┌─ EXERCISE INPUT

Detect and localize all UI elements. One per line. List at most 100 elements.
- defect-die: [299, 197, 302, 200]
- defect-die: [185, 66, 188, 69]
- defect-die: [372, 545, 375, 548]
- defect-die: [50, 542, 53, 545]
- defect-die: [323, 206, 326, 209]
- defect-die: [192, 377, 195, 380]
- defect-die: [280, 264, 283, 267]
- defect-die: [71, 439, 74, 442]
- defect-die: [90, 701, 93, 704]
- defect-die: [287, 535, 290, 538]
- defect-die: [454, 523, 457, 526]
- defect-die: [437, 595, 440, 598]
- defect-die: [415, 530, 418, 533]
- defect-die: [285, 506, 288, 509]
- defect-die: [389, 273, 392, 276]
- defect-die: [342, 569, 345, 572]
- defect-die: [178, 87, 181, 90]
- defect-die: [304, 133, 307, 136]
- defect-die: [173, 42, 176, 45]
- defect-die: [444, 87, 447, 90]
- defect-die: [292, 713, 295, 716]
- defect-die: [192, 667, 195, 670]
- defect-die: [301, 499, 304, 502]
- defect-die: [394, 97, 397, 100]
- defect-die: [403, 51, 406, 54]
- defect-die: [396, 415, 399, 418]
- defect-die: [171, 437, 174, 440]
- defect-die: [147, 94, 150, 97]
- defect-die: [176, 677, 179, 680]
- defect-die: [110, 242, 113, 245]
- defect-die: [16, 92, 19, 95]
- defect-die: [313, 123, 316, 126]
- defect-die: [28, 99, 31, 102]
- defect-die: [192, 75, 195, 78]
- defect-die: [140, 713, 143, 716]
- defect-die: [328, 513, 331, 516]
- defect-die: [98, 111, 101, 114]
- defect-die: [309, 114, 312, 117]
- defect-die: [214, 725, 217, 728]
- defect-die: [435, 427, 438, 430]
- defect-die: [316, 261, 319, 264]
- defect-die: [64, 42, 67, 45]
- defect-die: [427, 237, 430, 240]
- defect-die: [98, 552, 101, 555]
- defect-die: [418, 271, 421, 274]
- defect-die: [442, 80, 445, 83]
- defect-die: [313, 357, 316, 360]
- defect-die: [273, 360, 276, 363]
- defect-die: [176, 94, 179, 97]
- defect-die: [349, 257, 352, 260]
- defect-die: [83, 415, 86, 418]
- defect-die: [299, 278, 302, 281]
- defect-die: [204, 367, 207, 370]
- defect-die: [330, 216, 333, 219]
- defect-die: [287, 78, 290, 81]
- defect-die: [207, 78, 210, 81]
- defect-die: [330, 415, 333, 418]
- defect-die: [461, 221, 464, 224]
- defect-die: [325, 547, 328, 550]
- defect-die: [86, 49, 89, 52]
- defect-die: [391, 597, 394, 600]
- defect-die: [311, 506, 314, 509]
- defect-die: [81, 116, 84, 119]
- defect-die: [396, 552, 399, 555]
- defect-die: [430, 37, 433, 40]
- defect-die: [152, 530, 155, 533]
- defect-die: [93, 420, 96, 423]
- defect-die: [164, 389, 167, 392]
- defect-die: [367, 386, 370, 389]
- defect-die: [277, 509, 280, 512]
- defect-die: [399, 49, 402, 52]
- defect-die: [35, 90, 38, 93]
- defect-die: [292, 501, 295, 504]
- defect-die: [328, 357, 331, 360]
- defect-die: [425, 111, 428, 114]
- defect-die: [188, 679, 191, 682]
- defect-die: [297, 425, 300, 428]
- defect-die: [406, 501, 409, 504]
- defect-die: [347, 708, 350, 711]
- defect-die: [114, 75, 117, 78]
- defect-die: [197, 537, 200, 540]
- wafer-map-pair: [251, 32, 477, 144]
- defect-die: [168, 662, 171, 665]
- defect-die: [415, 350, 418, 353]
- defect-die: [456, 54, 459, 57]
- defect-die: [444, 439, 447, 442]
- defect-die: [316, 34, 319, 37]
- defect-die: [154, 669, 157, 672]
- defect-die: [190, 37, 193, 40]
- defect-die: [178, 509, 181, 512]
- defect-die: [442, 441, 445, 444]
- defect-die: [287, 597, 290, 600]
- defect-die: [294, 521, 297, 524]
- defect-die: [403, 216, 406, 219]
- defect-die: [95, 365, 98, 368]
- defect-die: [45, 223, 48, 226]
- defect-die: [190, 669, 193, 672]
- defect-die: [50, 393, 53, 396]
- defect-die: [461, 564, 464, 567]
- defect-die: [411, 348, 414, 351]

└─

▶ _GOAL_
Render every line of the records above as a Markdown table with two columns: Number for each line's position and Text for the line itself. Leave out any blank lines.

▶ _COMPLETE RESPONSE_
| Number | Text |
|---|---|
| 1 | Detect and localize all UI elements. One per line. List at most 100 elements. |
| 2 | - defect-die: [299, 197, 302, 200] |
| 3 | - defect-die: [185, 66, 188, 69] |
| 4 | - defect-die: [372, 545, 375, 548] |
| 5 | - defect-die: [50, 542, 53, 545] |
| 6 | - defect-die: [323, 206, 326, 209] |
| 7 | - defect-die: [192, 377, 195, 380] |
| 8 | - defect-die: [280, 264, 283, 267] |
| 9 | - defect-die: [71, 439, 74, 442] |
| 10 | - defect-die: [90, 701, 93, 704] |
| 11 | - defect-die: [287, 535, 290, 538] |
| 12 | - defect-die: [454, 523, 457, 526] |
| 13 | - defect-die: [437, 595, 440, 598] |
| 14 | - defect-die: [415, 530, 418, 533] |
| 15 | - defect-die: [285, 506, 288, 509] |
| 16 | - defect-die: [389, 273, 392, 276] |
| 17 | - defect-die: [342, 569, 345, 572] |
| 18 | - defect-die: [178, 87, 181, 90] |
| 19 | - defect-die: [304, 133, 307, 136] |
| 20 | - defect-die: [173, 42, 176, 45] |
| 21 | - defect-die: [444, 87, 447, 90] |
| 22 | - defect-die: [292, 713, 295, 716] |
| 23 | - defect-die: [192, 667, 195, 670] |
| 24 | - defect-die: [301, 499, 304, 502] |
| 25 | - defect-die: [394, 97, 397, 100] |
| 26 | - defect-die: [403, 51, 406, 54] |
| 27 | - defect-die: [396, 415, 399, 418] |
| 28 | - defect-die: [171, 437, 174, 440] |
| 29 | - defect-die: [147, 94, 150, 97] |
| 30 | - defect-die: [176, 677, 179, 680] |
| 31 | - defect-die: [110, 242, 113, 245] |
| 32 | - defect-die: [16, 92, 19, 95] |
| 33 | - defect-die: [313, 123, 316, 126] |
| 34 | - defect-die: [28, 99, 31, 102] |
| 35 | - defect-die: [192, 75, 195, 78] |
| 36 | - defect-die: [140, 713, 143, 716] |
| 37 | - defect-die: [328, 513, 331, 516] |
| 38 | - defect-die: [98, 111, 101, 114] |
| 39 | - defect-die: [309, 114, 312, 117] |
| 40 | - defect-die: [214, 725, 217, 728] |
| 41 | - defect-die: [435, 427, 438, 430] |
| 42 | - defect-die: [316, 261, 319, 264] |
| 43 | - defect-die: [64, 42, 67, 45] |
| 44 | - defect-die: [427, 237, 430, 240] |
| 45 | - defect-die: [98, 552, 101, 555] |
| 46 | - defect-die: [418, 271, 421, 274] |
| 47 | - defect-die: [442, 80, 445, 83] |
| 48 | - defect-die: [313, 357, 316, 360] |
| 49 | - defect-die: [273, 360, 276, 363] |
| 50 | - defect-die: [176, 94, 179, 97] |
| 51 | - defect-die: [349, 257, 352, 260] |
| 52 | - defect-die: [83, 415, 86, 418] |
| 53 | - defect-die: [299, 278, 302, 281] |
| 54 | - defect-die: [204, 367, 207, 370] |
| 55 | - defect-die: [330, 216, 333, 219] |
| 56 | - defect-die: [287, 78, 290, 81] |
| 57 | - defect-die: [207, 78, 210, 81] |
| 58 | - defect-die: [330, 415, 333, 418] |
| 59 | - defect-die: [461, 221, 464, 224] |
| 60 | - defect-die: [325, 547, 328, 550] |
| 61 | - defect-die: [86, 49, 89, 52] |
| 62 | - defect-die: [391, 597, 394, 600] |
| 63 | - defect-die: [311, 506, 314, 509] |
| 64 | - defect-die: [81, 116, 84, 119] |
| 65 | - defect-die: [396, 552, 399, 555] |
| 66 | - defect-die: [430, 37, 433, 40] |
| 67 | - defect-die: [152, 530, 155, 533] |
| 68 | - defect-die: [93, 420, 96, 423] |
| 69 | - defect-die: [164, 389, 167, 392] |
| 70 | - defect-die: [367, 386, 370, 389] |
| 71 | - defect-die: [277, 509, 280, 512] |
| 72 | - defect-die: [399, 49, 402, 52] |
| 73 | - defect-die: [35, 90, 38, 93] |
| 74 | - defect-die: [292, 501, 295, 504] |
| 75 | - defect-die: [328, 357, 331, 360] |
| 76 | - defect-die: [425, 111, 428, 114] |
| 77 | - defect-die: [188, 679, 191, 682] |
| 78 | - defect-die: [297, 425, 300, 428] |
| 79 | - defect-die: [406, 501, 409, 504] |
| 80 | - defect-die: [347, 708, 350, 711] |
| 81 | - defect-die: [114, 75, 117, 78] |
| 82 | - defect-die: [197, 537, 200, 540] |
| 83 | - wafer-map-pair: [251, 32, 477, 144] |
| 84 | - defect-die: [168, 662, 171, 665] |
| 85 | - defect-die: [415, 350, 418, 353] |
| 86 | - defect-die: [456, 54, 459, 57] |
| 87 | - defect-die: [444, 439, 447, 442] |
| 88 | - defect-die: [316, 34, 319, 37] |
| 89 | - defect-die: [154, 669, 157, 672] |
| 90 | - defect-die: [190, 37, 193, 40] |
| 91 | - defect-die: [178, 509, 181, 512] |
| 92 | - defect-die: [442, 441, 445, 444] |
| 93 | - defect-die: [287, 597, 290, 600] |
| 94 | - defect-die: [294, 521, 297, 524] |
| 95 | - defect-die: [403, 216, 406, 219] |
| 96 | - defect-die: [95, 365, 98, 368] |
| 97 | - defect-die: [45, 223, 48, 226] |
| 98 | - defect-die: [190, 669, 193, 672] |
| 99 | - defect-die: [50, 393, 53, 396] |
| 100 | - defect-die: [461, 564, 464, 567] |
| 101 | - defect-die: [411, 348, 414, 351] |